Your instructions:
Produce an exact copy of all the records.
──────── Data in this exercise ────────
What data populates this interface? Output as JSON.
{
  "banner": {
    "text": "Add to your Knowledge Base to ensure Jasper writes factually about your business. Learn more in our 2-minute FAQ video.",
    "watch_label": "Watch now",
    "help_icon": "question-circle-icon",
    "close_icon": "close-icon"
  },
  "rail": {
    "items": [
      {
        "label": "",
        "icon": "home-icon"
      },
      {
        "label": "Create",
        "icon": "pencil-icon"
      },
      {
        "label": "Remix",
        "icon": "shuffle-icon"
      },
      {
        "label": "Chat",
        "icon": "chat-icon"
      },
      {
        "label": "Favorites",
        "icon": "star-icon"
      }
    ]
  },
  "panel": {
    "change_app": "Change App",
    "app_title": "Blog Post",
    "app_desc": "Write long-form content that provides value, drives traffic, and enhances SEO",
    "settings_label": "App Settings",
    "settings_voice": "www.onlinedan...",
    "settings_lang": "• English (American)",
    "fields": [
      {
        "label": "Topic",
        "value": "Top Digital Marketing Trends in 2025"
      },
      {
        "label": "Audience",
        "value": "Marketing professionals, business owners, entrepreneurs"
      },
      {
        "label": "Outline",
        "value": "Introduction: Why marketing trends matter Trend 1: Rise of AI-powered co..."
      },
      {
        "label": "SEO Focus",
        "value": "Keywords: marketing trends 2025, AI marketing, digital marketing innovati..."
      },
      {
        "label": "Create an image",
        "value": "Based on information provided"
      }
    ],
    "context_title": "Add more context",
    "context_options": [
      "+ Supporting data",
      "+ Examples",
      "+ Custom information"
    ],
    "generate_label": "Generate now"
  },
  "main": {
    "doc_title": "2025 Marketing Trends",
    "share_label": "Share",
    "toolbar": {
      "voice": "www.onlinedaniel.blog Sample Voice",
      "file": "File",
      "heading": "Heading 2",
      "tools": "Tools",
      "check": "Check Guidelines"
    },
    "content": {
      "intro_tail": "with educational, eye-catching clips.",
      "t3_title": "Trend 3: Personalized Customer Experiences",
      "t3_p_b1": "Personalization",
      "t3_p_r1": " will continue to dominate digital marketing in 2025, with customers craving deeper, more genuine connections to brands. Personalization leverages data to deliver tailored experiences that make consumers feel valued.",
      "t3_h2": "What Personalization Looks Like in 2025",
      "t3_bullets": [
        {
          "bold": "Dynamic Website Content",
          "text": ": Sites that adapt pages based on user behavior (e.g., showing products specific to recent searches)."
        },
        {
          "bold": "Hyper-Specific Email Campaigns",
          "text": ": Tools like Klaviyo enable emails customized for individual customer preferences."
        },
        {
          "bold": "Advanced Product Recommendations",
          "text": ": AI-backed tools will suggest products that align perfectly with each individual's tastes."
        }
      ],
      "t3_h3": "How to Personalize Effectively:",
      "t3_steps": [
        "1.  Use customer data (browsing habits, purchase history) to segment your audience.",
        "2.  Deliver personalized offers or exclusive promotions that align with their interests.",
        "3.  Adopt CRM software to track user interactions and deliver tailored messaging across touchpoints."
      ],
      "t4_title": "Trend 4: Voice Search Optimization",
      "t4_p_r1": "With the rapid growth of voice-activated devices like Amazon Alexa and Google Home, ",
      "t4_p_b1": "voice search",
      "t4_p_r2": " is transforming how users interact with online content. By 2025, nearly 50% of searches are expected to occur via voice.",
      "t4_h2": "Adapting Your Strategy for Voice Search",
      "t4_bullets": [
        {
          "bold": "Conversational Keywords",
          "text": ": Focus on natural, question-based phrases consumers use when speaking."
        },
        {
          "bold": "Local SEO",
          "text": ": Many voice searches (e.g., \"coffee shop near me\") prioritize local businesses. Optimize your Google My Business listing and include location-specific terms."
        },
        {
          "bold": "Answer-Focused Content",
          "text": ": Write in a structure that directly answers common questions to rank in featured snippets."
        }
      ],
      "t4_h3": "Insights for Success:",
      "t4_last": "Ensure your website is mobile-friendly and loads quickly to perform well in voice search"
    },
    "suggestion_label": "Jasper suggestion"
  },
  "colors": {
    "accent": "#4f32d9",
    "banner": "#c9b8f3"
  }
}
────────
The solution:
What data populates this interface? Output as JSON.
{
  "banner": {
    "text": "Add to your Knowledge Base to ensure Jasper writes factually about your business. Learn more in our 2-minute FAQ video.",
    "watch_label": "Watch now",
    "help_icon": "question-circle-icon",
    "close_icon": "close-icon"
  },
  "rail": {
    "items": [
      {
        "label": "",
        "icon": "home-icon"
      },
      {
        "label": "Create",
        "icon": "pencil-icon"
      },
      {
        "label": "Remix",
        "icon": "shuffle-icon"
      },
      {
        "label": "Chat",
        "icon": "chat-icon"
      },
      {
        "label": "Favorites",
        "icon": "star-icon"
      }
    ]
  },
  "panel": {
    "change_app": "Change App",
    "app_title": "Blog Post",
    "app_desc": "Write long-form content that provides value, drives traffic, and enhances SEO",
    "settings_label": "App Settings",
    "settings_voice": "www.onlinedan...",
    "settings_lang": "• English (American)",
    "fields": [
      {
        "label": "Topic",
        "value": "Top Digital Marketing Trends in 2025"
      },
      {
        "label": "Audience",
        "value": "Marketing professionals, business owners, entrepreneurs"
      },
      {
        "label": "Outline",
        "value": "Introduction: Why marketing trends matter Trend 1: Rise of AI-powered co..."
      },
      {
        "label": "SEO Focus",
        "value": "Keywords: marketing trends 2025, AI marketing, digital marketing innovati..."
      },
      {
        "label": "Create an image",
        "value": "Based on information provided"
      }
    ],
    "context_title": "Add more context",
    "context_options": [
      "+ Supporting data",
      "+ Examples",
      "+ Custom information"
    ],
    "generate_label": "Generate now"
  },
  "main": {
    "doc_title": "2025 Marketing Trends",
    "share_label": "Share",
    "toolbar": {
      "voice": "www.onlinedaniel.blog Sample Voice",
      "file": "File",
      "heading": "Heading 2",
      "tools": "Tools",
      "check": "Check Guidelines"
    },
    "content": {
      "intro_tail": "with educational, eye-catching clips.",
      "t3_title": "Trend 3: Personalized Customer Experiences",
      "t3_p_b1": "Personalization",
      "t3_p_r1": " will continue to dominate digital marketing in 2025, with customers craving deeper, more genuine connections to brands. Personalization leverages data to deliver tailored experiences that make consumers feel valued.",
      "t3_h2": "What Personalization Looks Like in 2025",
      "t3_bullets": [
        {
          "bold": "Dynamic Website Content",
          "text": ": Sites that adapt pages based on user behavior (e.g., showing products specific to recent searches)."
        },
        {
          "bold": "Hyper-Specific Email Campaigns",
          "text": ": Tools like Klaviyo enable emails customized for individual customer preferences."
        },
        {
          "bold": "Advanced Product Recommendations",
          "text": ": AI-backed tools will suggest products that align perfectly with each individual's tastes."
        }
      ],
      "t3_h3": "How to Personalize Effectively:",
      "t3_steps": [
        "1.  Use customer data (browsing habits, purchase history) to segment your audience.",
        "2.  Deliver personalized offers or exclusive promotions that align with their interests.",
        "3.  Adopt CRM software to track user interactions and deliver tailored messaging across touchpoints."
      ],
      "t4_title": "Trend 4: Voice Search Optimization",
      "t4_p_r1": "With the rapid growth of voice-activated devices like Amazon Alexa and Google Home, ",
      "t4_p_b1": "voice search",
      "t4_p_r2": " is transforming how users interact with online content. By 2025, nearly 50% of searches are expected to occur via voice.",
      "t4_h2": "Adapting Your Strategy for Voice Search",
      "t4_bullets": [
        {
          "bold": "Conversational Keywords",
          "text": ": Focus on natural, question-based phrases consumers use when speaking."
        },
        {
          "bold": "Local SEO",
          "text": ": Many voice searches (e.g., \"coffee shop near me\") prioritize local businesses. Optimize your Google My Business listing and include location-specific terms."
        },
        {
          "bold": "Answer-Focused Content",
          "text": ": Write in a structure that directly answers common questions to rank in featured snippets."
        }
      ],
      "t4_h3": "Insights for Success:",
      "t4_last": "Ensure your website is mobile-friendly and loads quickly to perform well in voice search"
    },
    "suggestion_label": "Jasper suggestion"
  },
  "colors": {
    "accent": "#4f32d9",
    "banner": "#c9b8f3"
  }
}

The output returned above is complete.